> [TASK DESCRIPTION]: Extract and list every line that contains the word "second".

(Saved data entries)

──────────

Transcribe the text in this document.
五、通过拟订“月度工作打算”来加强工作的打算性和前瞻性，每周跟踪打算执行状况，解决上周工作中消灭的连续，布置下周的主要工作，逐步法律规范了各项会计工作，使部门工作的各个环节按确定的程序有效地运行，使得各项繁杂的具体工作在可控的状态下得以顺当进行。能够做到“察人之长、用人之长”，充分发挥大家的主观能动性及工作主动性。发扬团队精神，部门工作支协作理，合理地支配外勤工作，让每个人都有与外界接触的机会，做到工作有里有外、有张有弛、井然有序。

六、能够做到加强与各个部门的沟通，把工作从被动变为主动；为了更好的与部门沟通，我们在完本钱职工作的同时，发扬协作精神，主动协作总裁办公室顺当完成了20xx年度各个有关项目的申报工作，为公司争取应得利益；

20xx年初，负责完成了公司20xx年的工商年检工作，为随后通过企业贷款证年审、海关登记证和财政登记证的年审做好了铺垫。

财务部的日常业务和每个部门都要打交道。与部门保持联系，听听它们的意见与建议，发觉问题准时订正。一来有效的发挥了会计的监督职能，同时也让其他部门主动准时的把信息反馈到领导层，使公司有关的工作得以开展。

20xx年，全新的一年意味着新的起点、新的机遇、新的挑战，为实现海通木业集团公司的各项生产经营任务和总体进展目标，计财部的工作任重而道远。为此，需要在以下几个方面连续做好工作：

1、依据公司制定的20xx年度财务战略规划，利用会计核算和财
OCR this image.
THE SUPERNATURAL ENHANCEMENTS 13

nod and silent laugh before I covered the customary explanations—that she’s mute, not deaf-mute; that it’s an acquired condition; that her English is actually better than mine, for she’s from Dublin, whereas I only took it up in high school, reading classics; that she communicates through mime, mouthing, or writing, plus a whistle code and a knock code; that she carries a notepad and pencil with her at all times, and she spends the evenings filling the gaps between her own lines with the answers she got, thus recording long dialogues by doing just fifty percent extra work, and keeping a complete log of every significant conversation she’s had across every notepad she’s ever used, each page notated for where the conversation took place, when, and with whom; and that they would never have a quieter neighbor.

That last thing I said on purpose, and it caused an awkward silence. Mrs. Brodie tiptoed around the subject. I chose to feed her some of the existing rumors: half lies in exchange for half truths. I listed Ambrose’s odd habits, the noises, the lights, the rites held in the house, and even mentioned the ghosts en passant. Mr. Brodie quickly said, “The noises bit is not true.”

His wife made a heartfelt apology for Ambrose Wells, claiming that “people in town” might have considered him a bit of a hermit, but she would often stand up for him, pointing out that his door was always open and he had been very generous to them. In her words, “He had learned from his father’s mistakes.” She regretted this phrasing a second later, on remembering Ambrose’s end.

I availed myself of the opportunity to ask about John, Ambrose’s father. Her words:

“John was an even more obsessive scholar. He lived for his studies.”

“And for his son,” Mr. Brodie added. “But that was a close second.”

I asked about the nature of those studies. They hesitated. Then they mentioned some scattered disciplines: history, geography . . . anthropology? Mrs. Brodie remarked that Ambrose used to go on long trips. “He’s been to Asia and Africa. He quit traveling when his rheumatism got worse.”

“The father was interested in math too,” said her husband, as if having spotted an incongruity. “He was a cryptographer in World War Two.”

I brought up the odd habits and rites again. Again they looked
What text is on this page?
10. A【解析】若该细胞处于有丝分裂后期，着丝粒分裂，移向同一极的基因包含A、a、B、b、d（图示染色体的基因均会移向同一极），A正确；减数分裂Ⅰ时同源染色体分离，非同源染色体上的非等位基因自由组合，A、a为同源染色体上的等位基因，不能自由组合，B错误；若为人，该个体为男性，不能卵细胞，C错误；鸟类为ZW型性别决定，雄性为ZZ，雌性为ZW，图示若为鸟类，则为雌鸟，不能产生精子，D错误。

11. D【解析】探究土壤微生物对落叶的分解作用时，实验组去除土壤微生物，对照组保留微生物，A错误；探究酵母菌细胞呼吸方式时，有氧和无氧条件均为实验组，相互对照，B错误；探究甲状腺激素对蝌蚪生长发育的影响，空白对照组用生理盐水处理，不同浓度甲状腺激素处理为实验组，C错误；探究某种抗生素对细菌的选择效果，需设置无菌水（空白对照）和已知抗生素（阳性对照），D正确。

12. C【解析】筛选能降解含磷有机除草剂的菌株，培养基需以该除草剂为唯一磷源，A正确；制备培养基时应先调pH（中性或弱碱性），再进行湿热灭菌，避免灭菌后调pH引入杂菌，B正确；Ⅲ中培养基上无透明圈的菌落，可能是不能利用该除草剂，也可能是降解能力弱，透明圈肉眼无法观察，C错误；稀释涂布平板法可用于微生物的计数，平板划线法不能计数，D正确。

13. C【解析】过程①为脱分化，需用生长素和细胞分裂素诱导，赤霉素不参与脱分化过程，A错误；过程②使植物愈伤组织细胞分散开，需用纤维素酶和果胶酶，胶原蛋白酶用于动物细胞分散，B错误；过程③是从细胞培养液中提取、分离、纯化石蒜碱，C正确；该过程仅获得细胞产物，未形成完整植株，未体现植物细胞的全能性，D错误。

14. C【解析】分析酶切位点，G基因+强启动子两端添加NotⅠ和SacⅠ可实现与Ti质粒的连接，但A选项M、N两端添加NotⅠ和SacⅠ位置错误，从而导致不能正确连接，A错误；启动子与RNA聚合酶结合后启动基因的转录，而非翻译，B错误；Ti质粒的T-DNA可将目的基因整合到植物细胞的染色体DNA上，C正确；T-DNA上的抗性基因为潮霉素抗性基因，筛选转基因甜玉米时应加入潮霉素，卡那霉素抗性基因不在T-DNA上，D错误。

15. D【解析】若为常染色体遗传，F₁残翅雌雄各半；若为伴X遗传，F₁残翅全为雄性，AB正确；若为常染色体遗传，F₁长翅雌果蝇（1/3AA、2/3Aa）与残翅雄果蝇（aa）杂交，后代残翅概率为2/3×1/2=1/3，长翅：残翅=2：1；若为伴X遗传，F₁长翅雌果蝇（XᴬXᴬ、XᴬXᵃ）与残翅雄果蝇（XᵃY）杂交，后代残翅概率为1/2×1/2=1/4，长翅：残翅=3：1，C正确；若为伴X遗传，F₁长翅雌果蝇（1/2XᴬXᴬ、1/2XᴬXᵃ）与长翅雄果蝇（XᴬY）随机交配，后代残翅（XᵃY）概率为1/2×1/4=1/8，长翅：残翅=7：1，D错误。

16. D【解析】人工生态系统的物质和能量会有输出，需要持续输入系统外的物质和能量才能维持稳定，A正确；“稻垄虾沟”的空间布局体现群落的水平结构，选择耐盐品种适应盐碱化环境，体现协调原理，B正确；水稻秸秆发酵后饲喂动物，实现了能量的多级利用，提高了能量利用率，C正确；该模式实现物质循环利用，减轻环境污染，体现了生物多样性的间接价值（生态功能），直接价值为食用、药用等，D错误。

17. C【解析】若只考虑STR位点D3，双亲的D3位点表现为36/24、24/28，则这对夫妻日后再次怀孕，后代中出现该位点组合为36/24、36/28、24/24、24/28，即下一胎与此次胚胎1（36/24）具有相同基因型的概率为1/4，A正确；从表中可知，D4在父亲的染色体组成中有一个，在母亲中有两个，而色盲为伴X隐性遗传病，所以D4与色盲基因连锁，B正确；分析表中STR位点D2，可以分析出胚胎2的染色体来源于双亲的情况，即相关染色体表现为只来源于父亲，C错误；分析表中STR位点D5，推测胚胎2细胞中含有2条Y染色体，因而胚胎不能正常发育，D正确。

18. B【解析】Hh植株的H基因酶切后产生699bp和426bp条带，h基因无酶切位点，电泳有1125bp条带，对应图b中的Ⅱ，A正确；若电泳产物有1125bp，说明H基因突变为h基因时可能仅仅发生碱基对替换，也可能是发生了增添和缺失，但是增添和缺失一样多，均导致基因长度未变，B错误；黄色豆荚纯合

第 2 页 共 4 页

──────────

> [RESULT BELOW]:
His wife made a heartfelt apology for Ambrose Wells, claiming that “people in town” might have considered him a bit of a hermit, but she would often stand up for him, pointing out that his door was always open and he had been very generous to them. In her words, “He had learned from his father’s mistakes.” She regretted this phrasing a second later, on remembering Ambrose’s end.
“And for his son,” Mr. Brodie added. “But that was a close second.”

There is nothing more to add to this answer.